Leave out any pictures and transcribe all other data below exactly.

--- start Exercise input ---

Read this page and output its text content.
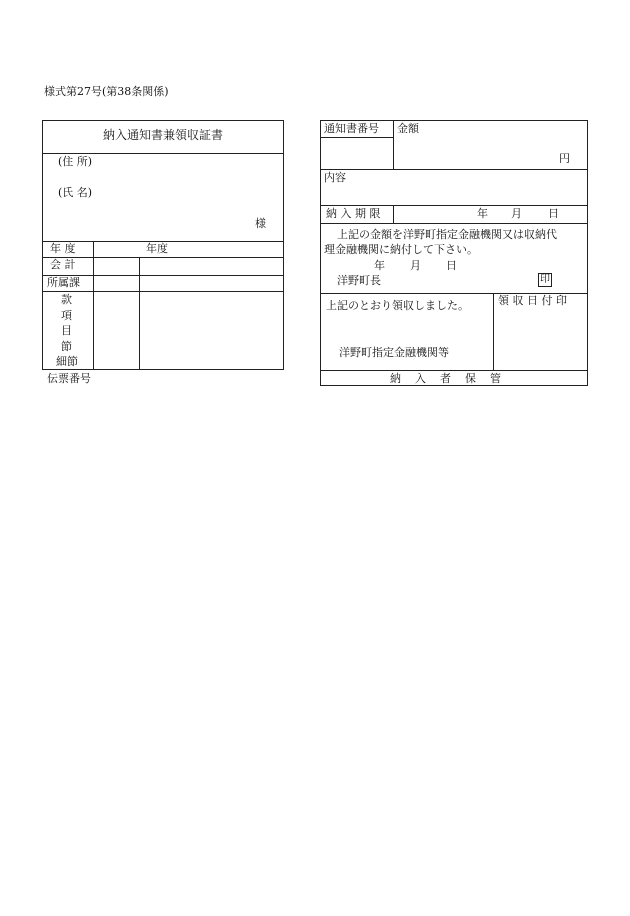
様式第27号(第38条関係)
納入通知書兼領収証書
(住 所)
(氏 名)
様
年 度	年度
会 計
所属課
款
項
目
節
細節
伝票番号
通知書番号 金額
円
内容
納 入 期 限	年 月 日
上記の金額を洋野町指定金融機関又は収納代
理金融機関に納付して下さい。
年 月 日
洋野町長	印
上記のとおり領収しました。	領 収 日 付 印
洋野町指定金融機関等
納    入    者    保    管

--- end Exercise input ---

Correct output
Read this page and output its text content.
様式第27号(第38条関係)
納入通知書兼領収証書
(住 所)
(氏 名)
様
年 度	年度
会 計
所属課
款
項
目
節
細節
伝票番号
通知書番号 金額
円
内容
納 入 期 限	年 月 日
上記の金額を洋野町指定金融機関又は収納代
理金融機関に納付して下さい。
年 月 日
洋野町長	印
上記のとおり領収しました。	領 収 日 付 印
洋野町指定金融機関等
納    入    者    保    管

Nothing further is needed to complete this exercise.